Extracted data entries
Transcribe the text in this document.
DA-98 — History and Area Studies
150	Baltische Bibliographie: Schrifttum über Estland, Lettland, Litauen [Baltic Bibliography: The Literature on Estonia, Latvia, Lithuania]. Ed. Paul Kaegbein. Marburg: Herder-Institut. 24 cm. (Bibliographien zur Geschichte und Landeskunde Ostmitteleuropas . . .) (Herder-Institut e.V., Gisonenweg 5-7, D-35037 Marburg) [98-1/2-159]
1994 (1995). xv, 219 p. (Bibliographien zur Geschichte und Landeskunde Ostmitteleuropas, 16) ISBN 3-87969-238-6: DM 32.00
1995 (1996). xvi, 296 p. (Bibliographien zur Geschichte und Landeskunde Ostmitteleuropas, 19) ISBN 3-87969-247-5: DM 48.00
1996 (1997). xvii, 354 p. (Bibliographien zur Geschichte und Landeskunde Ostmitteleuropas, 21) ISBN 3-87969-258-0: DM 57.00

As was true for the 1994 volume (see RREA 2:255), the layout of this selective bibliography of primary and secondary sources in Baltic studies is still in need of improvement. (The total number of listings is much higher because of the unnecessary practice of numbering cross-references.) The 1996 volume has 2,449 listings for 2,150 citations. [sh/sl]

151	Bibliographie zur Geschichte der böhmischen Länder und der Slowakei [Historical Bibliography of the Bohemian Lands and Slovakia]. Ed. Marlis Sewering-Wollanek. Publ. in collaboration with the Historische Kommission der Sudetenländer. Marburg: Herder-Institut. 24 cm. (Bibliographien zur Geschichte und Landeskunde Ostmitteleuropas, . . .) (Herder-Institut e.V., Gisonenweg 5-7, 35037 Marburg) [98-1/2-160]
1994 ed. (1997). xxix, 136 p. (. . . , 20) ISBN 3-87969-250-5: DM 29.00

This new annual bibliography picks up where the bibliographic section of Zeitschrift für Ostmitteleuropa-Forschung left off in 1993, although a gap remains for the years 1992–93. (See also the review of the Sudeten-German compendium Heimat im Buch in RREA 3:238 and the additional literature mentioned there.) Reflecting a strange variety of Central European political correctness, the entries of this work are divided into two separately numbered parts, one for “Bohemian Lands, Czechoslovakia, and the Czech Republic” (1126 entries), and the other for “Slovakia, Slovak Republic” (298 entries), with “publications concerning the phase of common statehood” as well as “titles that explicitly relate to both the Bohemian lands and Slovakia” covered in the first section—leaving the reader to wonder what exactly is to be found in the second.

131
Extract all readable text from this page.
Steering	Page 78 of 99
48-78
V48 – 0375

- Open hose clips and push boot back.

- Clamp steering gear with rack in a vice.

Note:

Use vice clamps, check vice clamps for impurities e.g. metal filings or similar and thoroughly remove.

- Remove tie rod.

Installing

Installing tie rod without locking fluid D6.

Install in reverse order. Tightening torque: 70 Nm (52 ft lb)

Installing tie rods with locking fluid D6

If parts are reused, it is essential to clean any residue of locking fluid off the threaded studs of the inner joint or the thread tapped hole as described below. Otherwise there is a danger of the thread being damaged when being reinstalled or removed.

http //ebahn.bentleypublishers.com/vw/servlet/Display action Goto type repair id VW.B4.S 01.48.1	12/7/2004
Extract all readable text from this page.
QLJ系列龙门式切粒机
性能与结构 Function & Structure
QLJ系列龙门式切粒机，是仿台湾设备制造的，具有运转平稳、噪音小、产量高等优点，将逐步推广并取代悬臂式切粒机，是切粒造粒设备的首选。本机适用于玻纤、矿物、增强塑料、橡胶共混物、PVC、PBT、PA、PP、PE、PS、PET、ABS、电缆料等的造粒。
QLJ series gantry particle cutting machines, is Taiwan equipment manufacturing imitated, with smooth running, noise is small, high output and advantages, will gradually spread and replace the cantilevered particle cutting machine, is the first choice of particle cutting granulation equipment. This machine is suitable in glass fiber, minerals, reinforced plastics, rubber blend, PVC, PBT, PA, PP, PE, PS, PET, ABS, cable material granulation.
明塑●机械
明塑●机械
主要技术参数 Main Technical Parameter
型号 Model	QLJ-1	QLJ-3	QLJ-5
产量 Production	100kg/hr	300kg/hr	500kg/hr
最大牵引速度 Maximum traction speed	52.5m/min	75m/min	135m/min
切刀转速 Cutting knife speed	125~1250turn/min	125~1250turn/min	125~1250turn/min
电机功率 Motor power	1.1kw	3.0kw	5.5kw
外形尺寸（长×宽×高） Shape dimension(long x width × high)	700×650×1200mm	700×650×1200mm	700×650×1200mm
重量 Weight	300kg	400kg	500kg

EXERCISE DIRECTIONS: Write out the records above again, keeping each one identical to the original.

TASK OUTPUT:
Transcribe the text in this document.
DA-98 — History and Area Studies
150	Baltische Bibliographie: Schrifttum über Estland, Lettland, Litauen [Baltic Bibliography: The Literature on Estonia, Latvia, Lithuania]. Ed. Paul Kaegbein. Marburg: Herder-Institut. 24 cm. (Bibliographien zur Geschichte und Landeskunde Ostmitteleuropas . . .) (Herder-Institut e.V., Gisonenweg 5-7, D-35037 Marburg) [98-1/2-159]
1994 (1995). xv, 219 p. (Bibliographien zur Geschichte und Landeskunde Ostmitteleuropas, 16) ISBN 3-87969-238-6: DM 32.00
1995 (1996). xvi, 296 p. (Bibliographien zur Geschichte und Landeskunde Ostmitteleuropas, 19) ISBN 3-87969-247-5: DM 48.00
1996 (1997). xvii, 354 p. (Bibliographien zur Geschichte und Landeskunde Ostmitteleuropas, 21) ISBN 3-87969-258-0: DM 57.00

As was true for the 1994 volume (see RREA 2:255), the layout of this selective bibliography of primary and secondary sources in Baltic studies is still in need of improvement. (The total number of listings is much higher because of the unnecessary practice of numbering cross-references.) The 1996 volume has 2,449 listings for 2,150 citations. [sh/sl]

151	Bibliographie zur Geschichte der böhmischen Länder und der Slowakei [Historical Bibliography of the Bohemian Lands and Slovakia]. Ed. Marlis Sewering-Wollanek. Publ. in collaboration with the Historische Kommission der Sudetenländer. Marburg: Herder-Institut. 24 cm. (Bibliographien zur Geschichte und Landeskunde Ostmitteleuropas, . . .) (Herder-Institut e.V., Gisonenweg 5-7, 35037 Marburg) [98-1/2-160]
1994 ed. (1997). xxix, 136 p. (. . . , 20) ISBN 3-87969-250-5: DM 29.00

This new annual bibliography picks up where the bibliographic section of Zeitschrift für Ostmitteleuropa-Forschung left off in 1993, although a gap remains for the years 1992–93. (See also the review of the Sudeten-German compendium Heimat im Buch in RREA 3:238 and the additional literature mentioned there.) Reflecting a strange variety of Central European political correctness, the entries of this work are divided into two separately numbered parts, one for “Bohemian Lands, Czechoslovakia, and the Czech Republic” (1126 entries), and the other for “Slovakia, Slovak Republic” (298 entries), with “publications concerning the phase of common statehood” as well as “titles that explicitly relate to both the Bohemian lands and Slovakia” covered in the first section—leaving the reader to wonder what exactly is to be found in the second.

131
Extract all readable text from this page.
Steering	Page 78 of 99
48-78
V48 – 0375

- Open hose clips and push boot back.

- Clamp steering gear with rack in a vice.

Note:

Use vice clamps, check vice clamps for impurities e.g. metal filings or similar and thoroughly remove.

- Remove tie rod.

Installing

Installing tie rod without locking fluid D6.

Install in reverse order. Tightening torque: 70 Nm (52 ft lb)

Installing tie rods with locking fluid D6

If parts are reused, it is essential to clean any residue of locking fluid off the threaded studs of the inner joint or the thread tapped hole as described below. Otherwise there is a danger of the thread being damaged when being reinstalled or removed.

http //ebahn.bentleypublishers.com/vw/servlet/Display action Goto type repair id VW.B4.S 01.48.1	12/7/2004
Extract all readable text from this page.
QLJ系列龙门式切粒机
性能与结构 Function & Structure
QLJ系列龙门式切粒机，是仿台湾设备制造的，具有运转平稳、噪音小、产量高等优点，将逐步推广并取代悬臂式切粒机，是切粒造粒设备的首选。本机适用于玻纤、矿物、增强塑料、橡胶共混物、PVC、PBT、PA、PP、PE、PS、PET、ABS、电缆料等的造粒。
QLJ series gantry particle cutting machines, is Taiwan equipment manufacturing imitated, with smooth running, noise is small, high output and advantages, will gradually spread and replace the cantilevered particle cutting machine, is the first choice of particle cutting granulation equipment. This machine is suitable in glass fiber, minerals, reinforced plastics, rubber blend, PVC, PBT, PA, PP, PE, PS, PET, ABS, cable material granulation.
明塑●机械
明塑●机械
主要技术参数 Main Technical Parameter
型号 Model	QLJ-1	QLJ-3	QLJ-5
产量 Production	100kg/hr	300kg/hr	500kg/hr
最大牵引速度 Maximum traction speed	52.5m/min	75m/min	135m/min
切刀转速 Cutting knife speed	125~1250turn/min	125~1250turn/min	125~1250turn/min
电机功率 Motor power	1.1kw	3.0kw	5.5kw
外形尺寸（长×宽×高） Shape dimension(long x width × high)	700×650×1200mm	700×650×1200mm	700×650×1200mm
重量 Weight	300kg	400kg	500kg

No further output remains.